> **Task brief**:
Where a line of the listing below includes the word "pointcloud", reproduce that line.

> **Extracted data entries**:
══════════

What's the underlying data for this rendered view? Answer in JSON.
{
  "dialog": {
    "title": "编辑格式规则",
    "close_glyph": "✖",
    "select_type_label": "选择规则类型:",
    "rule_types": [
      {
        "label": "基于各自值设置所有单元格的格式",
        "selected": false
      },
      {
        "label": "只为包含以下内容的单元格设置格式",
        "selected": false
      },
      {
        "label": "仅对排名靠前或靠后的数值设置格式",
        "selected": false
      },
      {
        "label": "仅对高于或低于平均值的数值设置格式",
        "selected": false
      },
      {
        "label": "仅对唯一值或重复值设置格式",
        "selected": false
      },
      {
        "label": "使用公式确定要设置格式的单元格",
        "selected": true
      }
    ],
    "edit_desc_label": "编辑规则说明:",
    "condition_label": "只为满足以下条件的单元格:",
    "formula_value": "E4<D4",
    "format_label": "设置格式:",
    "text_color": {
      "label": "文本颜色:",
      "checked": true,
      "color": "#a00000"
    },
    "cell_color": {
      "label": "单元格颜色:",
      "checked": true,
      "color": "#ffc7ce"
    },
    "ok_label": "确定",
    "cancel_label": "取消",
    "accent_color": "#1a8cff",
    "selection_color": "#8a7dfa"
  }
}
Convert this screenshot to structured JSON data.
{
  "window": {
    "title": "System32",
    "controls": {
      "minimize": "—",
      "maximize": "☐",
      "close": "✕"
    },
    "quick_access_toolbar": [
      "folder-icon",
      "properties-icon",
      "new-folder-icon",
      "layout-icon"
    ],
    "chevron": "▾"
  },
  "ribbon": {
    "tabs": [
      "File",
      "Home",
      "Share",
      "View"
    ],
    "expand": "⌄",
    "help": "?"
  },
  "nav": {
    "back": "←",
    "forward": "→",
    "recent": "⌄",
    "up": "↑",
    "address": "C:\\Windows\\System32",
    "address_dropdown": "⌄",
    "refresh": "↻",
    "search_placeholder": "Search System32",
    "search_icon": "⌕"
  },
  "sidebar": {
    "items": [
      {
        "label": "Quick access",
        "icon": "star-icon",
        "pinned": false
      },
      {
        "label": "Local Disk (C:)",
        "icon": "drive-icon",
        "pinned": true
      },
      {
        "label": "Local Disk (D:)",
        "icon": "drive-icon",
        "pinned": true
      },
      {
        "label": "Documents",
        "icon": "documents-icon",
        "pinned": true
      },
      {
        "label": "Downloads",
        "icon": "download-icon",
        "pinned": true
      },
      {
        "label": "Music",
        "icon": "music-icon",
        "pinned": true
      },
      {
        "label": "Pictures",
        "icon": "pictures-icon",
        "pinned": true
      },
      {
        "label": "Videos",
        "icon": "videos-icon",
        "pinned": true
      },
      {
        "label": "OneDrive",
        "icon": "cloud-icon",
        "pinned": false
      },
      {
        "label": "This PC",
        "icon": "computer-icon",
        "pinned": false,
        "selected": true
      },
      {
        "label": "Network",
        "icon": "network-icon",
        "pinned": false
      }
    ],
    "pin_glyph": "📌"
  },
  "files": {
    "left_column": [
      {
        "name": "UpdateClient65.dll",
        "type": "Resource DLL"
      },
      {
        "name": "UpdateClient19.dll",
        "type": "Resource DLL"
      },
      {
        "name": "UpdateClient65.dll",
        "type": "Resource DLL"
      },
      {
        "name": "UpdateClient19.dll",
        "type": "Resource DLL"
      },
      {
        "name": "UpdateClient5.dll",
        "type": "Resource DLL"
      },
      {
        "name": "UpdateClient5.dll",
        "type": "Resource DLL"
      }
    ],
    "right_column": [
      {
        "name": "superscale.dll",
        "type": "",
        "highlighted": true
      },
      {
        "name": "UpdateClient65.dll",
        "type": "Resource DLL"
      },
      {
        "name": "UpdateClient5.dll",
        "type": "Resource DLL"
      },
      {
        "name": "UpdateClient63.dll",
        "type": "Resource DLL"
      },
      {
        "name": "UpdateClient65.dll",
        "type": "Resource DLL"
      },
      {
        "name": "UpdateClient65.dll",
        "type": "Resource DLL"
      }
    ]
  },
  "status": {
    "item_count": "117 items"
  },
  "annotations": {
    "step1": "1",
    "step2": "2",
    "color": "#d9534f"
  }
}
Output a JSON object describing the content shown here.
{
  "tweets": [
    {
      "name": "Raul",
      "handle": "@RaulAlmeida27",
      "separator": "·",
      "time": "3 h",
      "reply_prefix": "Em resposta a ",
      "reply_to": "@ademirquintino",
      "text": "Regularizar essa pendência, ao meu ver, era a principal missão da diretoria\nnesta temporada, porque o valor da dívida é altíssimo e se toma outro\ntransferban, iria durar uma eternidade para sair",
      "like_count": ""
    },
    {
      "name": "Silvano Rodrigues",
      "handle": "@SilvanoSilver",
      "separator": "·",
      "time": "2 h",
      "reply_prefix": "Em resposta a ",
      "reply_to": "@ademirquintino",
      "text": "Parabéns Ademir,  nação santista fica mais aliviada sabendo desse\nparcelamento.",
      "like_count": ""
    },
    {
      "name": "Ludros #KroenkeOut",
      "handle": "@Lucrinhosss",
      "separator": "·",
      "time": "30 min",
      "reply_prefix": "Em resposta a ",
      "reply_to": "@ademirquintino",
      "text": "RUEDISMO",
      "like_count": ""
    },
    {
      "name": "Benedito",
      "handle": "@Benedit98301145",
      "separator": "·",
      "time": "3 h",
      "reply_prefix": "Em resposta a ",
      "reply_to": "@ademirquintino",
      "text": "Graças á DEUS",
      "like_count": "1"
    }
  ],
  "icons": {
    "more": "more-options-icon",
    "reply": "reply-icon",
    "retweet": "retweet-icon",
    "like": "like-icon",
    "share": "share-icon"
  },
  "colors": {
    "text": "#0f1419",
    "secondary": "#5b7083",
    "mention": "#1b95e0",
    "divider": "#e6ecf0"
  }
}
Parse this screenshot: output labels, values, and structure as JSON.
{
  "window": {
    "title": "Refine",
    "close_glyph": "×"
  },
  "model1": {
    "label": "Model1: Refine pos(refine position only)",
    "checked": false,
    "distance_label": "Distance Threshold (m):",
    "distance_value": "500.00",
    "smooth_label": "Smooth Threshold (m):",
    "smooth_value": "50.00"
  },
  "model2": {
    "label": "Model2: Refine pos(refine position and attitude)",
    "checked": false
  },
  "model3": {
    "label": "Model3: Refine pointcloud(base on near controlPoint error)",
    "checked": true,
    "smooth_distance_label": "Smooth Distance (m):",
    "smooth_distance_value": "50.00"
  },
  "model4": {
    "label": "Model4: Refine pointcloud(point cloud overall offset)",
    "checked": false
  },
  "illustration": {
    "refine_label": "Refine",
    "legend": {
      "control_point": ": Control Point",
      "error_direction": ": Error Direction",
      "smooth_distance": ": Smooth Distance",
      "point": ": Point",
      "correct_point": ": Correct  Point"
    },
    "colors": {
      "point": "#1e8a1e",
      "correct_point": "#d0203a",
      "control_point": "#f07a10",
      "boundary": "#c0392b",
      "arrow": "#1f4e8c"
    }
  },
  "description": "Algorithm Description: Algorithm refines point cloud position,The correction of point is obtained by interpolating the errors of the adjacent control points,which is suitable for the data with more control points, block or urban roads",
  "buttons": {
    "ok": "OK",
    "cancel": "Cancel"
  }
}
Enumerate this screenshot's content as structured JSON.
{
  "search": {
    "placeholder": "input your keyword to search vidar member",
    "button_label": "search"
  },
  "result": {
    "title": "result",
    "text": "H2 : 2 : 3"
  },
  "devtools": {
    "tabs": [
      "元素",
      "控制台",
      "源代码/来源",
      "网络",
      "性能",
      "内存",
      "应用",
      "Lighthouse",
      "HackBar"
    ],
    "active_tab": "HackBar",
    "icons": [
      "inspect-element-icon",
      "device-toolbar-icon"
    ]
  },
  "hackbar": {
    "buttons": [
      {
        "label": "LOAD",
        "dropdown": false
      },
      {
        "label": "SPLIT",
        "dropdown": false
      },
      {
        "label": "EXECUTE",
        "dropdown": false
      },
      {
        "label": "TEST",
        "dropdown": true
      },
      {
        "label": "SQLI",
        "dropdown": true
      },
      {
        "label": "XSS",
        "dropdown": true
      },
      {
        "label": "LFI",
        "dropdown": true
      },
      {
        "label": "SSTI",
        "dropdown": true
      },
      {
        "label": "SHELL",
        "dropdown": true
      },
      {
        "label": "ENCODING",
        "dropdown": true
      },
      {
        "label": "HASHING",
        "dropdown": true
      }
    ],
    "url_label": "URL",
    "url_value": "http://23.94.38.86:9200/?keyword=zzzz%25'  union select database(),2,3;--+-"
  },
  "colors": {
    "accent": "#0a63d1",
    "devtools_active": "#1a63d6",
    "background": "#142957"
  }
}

══════════

> **Reply to the exercise**:
    "label": "Model3: Refine pointcloud(base on near controlPoint error)",
    "label": "Model4: Refine pointcloud(point cloud overall offset)",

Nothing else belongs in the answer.